• [OBJECTIVE] Reproduce verbatim every line from the start of the records through the line containing "svg-text:2440: 2440: [343, 400, 388, 422]".

• [Element-and-box listings]
————

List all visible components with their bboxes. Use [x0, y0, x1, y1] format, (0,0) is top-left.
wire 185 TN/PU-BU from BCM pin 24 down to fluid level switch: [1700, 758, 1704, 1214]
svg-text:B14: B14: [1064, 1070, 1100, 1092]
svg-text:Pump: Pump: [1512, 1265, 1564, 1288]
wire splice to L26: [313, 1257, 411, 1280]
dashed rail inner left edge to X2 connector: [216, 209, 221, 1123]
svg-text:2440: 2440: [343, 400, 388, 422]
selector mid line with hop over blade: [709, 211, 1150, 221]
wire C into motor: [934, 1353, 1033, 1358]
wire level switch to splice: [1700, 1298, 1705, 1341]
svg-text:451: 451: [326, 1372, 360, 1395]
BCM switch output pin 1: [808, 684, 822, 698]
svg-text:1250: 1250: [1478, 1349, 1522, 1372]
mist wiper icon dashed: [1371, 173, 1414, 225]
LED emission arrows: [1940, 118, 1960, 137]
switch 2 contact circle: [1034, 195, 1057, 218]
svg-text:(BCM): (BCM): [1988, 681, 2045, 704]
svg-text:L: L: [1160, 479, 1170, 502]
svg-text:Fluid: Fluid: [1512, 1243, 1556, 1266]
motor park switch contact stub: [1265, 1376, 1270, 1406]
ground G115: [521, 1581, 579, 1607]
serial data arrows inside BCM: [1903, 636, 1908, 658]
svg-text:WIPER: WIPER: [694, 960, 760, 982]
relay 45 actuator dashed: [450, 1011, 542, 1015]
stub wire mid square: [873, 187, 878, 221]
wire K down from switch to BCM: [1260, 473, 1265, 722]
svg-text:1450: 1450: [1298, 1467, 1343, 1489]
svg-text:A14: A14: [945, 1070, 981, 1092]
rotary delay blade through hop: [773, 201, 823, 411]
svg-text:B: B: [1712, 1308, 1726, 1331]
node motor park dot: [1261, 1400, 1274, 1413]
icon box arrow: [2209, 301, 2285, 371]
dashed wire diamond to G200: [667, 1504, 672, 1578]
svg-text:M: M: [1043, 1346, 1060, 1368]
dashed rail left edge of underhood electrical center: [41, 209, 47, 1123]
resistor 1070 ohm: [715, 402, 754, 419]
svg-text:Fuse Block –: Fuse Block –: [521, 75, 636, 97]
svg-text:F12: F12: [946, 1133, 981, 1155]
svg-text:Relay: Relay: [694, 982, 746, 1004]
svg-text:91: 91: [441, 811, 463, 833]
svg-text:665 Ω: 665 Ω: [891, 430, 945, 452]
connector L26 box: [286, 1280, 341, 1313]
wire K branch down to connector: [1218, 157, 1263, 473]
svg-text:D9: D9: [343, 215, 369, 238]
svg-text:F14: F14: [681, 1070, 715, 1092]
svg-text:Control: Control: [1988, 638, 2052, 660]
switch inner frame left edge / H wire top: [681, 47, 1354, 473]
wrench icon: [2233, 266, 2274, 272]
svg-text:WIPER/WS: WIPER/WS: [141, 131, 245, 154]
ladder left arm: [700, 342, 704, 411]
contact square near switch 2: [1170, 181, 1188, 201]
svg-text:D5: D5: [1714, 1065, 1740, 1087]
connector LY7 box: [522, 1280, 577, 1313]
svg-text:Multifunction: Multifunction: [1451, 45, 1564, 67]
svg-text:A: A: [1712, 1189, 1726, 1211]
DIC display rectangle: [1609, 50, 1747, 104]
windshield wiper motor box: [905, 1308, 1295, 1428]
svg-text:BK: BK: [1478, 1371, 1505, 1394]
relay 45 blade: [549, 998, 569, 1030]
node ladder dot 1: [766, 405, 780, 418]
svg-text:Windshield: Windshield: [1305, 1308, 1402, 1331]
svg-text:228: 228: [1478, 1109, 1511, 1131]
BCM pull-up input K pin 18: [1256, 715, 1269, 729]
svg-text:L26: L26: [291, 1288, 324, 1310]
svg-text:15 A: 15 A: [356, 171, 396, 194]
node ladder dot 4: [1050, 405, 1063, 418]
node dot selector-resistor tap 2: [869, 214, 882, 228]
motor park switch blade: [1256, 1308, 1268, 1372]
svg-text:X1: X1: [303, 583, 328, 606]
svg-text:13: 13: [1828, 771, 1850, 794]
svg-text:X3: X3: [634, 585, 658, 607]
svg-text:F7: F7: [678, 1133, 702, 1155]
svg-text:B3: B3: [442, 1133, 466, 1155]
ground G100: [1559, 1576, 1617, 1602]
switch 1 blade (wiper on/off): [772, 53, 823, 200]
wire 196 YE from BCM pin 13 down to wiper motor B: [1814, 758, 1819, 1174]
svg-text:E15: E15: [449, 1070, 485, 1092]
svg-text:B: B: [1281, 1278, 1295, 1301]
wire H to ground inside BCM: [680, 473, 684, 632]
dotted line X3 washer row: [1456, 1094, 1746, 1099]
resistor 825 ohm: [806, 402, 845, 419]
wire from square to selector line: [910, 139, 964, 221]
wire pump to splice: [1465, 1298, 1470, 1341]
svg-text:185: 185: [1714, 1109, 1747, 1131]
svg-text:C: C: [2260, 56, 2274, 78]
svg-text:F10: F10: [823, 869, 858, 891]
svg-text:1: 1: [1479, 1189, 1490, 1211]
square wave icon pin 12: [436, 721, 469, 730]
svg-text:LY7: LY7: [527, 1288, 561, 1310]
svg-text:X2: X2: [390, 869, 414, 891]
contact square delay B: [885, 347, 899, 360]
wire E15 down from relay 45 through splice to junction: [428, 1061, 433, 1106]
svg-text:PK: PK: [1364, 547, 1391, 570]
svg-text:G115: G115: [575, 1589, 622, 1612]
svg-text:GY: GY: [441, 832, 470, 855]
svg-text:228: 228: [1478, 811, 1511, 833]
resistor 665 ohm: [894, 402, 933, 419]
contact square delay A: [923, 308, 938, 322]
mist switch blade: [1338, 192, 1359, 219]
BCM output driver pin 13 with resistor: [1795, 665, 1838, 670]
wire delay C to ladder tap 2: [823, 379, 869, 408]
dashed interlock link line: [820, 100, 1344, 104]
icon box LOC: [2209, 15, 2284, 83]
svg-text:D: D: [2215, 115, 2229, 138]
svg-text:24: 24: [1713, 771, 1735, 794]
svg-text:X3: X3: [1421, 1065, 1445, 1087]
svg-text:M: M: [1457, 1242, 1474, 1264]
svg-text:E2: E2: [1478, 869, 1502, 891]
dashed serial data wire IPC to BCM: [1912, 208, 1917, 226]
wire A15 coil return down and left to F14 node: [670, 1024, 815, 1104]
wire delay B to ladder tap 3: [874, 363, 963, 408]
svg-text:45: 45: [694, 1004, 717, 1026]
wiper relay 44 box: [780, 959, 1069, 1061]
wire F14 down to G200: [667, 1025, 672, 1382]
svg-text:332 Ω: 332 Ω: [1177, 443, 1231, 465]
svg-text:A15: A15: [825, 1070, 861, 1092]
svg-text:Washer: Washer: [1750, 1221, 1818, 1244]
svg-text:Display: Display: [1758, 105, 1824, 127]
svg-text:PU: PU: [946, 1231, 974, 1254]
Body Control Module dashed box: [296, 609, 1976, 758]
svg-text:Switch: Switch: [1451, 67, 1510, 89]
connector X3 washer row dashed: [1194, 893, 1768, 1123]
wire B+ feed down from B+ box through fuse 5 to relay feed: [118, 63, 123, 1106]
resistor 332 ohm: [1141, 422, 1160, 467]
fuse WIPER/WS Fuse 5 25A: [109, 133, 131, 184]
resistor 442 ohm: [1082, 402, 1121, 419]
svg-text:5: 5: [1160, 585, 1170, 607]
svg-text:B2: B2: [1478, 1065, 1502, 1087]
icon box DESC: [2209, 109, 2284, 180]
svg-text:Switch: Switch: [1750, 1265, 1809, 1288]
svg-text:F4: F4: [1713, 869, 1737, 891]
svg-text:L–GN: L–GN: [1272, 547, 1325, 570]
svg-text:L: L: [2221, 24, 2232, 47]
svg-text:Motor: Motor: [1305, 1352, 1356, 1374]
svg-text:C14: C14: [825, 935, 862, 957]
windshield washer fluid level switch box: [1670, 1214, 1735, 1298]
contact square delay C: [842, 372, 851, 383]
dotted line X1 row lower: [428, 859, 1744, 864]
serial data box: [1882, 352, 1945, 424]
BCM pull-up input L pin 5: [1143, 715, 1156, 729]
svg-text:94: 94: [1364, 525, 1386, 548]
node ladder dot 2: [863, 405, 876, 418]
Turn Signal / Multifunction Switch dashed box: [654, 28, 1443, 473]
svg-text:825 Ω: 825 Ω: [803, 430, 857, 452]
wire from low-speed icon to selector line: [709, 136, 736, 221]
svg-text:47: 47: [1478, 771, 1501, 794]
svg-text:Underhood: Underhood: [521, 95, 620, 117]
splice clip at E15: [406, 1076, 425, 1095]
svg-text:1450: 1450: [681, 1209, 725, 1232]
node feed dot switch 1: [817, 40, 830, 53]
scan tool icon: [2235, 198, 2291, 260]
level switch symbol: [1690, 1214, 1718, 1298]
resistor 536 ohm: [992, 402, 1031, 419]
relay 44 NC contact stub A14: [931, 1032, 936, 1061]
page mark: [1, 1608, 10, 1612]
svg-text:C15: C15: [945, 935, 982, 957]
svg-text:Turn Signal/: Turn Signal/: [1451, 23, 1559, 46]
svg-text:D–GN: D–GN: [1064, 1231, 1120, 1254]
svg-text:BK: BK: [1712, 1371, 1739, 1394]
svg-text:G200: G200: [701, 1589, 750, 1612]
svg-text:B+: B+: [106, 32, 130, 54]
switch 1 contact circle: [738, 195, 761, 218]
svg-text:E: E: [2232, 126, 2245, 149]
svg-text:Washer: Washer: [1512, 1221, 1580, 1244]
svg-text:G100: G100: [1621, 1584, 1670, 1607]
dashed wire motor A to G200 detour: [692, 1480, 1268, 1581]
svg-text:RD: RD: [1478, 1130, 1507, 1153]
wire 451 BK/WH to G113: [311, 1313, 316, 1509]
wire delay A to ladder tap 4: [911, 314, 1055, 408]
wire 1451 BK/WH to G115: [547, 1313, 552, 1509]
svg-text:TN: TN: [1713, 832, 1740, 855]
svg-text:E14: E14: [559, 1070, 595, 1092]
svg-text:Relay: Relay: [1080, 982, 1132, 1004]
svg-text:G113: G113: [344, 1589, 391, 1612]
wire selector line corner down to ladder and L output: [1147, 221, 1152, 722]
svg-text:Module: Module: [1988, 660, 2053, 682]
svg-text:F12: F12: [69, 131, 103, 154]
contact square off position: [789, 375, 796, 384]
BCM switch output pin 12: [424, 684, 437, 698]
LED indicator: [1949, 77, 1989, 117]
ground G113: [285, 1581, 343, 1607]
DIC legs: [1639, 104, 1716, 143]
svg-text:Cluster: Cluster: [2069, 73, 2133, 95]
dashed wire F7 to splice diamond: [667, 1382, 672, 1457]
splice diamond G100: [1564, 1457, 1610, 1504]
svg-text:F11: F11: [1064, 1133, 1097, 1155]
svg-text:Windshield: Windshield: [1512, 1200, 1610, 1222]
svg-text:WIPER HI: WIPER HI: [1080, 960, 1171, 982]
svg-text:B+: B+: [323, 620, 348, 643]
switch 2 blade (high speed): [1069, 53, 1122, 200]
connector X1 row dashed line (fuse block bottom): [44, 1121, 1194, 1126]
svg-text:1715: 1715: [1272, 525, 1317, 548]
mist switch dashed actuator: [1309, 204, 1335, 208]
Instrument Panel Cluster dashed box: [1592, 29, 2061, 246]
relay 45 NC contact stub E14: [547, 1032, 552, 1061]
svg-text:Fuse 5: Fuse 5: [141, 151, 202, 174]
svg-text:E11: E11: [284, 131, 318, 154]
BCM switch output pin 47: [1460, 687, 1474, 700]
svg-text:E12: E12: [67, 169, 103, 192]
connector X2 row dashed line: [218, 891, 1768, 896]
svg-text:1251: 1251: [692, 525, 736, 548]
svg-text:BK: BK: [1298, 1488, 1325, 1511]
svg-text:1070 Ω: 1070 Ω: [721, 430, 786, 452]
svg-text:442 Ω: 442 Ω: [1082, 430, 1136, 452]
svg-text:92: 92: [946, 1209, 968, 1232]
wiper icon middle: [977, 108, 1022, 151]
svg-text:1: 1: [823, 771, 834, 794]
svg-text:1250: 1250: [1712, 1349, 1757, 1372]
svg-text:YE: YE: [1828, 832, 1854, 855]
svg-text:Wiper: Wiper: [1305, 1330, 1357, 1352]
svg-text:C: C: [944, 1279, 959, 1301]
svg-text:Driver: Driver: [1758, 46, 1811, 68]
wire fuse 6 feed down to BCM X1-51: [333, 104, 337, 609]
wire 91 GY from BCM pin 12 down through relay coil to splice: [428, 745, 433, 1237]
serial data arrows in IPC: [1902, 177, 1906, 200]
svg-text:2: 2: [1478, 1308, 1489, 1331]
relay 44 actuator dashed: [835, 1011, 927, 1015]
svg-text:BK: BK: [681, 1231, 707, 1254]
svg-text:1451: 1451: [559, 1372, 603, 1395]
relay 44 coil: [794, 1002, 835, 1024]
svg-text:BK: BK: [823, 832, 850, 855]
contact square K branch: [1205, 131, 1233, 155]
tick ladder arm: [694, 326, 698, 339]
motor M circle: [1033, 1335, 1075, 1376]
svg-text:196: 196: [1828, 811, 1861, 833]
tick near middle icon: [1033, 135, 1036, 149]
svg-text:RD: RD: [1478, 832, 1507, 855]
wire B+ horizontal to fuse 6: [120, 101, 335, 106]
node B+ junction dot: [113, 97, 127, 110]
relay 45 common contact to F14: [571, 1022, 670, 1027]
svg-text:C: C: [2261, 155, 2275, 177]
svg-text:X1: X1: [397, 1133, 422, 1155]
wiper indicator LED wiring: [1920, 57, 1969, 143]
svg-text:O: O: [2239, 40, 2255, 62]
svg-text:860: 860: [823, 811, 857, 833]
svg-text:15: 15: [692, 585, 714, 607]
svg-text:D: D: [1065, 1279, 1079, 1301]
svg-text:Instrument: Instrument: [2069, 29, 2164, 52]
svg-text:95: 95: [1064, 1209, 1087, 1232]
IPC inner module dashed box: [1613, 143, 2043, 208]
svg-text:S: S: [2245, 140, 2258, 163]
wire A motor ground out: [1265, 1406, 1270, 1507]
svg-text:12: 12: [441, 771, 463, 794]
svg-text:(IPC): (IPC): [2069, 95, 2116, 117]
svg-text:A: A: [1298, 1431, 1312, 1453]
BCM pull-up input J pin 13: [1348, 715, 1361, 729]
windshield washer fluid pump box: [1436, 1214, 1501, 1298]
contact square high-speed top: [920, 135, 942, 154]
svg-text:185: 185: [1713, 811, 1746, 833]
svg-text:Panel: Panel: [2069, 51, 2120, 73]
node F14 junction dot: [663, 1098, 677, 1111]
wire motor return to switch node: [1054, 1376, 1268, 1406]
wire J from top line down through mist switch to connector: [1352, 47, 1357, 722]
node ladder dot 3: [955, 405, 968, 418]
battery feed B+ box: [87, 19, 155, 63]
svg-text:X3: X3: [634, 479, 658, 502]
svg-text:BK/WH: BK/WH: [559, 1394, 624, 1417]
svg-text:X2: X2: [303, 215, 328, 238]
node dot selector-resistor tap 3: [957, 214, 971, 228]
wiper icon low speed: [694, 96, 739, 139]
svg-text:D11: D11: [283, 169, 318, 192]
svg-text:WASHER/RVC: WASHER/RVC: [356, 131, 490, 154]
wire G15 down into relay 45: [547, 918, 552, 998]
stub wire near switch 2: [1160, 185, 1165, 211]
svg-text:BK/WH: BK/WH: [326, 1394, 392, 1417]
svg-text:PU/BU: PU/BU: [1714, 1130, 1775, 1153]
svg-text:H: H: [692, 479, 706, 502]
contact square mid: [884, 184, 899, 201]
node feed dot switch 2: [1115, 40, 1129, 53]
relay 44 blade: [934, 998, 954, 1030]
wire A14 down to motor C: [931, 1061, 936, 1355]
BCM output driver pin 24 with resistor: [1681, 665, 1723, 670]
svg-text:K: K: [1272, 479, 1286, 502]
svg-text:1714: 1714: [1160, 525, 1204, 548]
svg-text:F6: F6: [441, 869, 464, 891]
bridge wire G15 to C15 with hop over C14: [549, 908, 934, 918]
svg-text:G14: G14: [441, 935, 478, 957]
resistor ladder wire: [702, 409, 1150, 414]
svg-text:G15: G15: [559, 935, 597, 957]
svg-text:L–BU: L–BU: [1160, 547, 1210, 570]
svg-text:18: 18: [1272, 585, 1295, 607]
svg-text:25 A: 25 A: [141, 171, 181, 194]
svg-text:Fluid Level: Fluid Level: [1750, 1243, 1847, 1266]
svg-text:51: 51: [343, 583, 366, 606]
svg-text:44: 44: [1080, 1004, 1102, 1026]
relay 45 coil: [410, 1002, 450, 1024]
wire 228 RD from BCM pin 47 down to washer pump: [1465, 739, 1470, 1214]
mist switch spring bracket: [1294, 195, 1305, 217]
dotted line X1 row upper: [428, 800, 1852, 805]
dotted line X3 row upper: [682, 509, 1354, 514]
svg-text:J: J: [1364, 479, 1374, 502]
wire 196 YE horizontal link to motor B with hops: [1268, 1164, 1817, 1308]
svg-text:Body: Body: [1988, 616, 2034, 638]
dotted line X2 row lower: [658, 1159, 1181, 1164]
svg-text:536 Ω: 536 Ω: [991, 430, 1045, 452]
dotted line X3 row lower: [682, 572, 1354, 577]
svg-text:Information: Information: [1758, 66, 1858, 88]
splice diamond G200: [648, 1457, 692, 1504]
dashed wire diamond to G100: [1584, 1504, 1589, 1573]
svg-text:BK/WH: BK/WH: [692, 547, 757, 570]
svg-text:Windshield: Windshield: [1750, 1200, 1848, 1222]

————

• [FINAL RESULT]
List all visible components with their bboxes. Use [x0, y0, x1, y1] format, (0,0) is top-left.
wire 185 TN/PU-BU from BCM pin 24 down to fluid level switch: [1700, 758, 1704, 1214]
svg-text:B14: B14: [1064, 1070, 1100, 1092]
svg-text:Pump: Pump: [1512, 1265, 1564, 1288]
wire splice to L26: [313, 1257, 411, 1280]
dashed rail inner left edge to X2 connector: [216, 209, 221, 1123]
svg-text:2440: 2440: [343, 400, 388, 422]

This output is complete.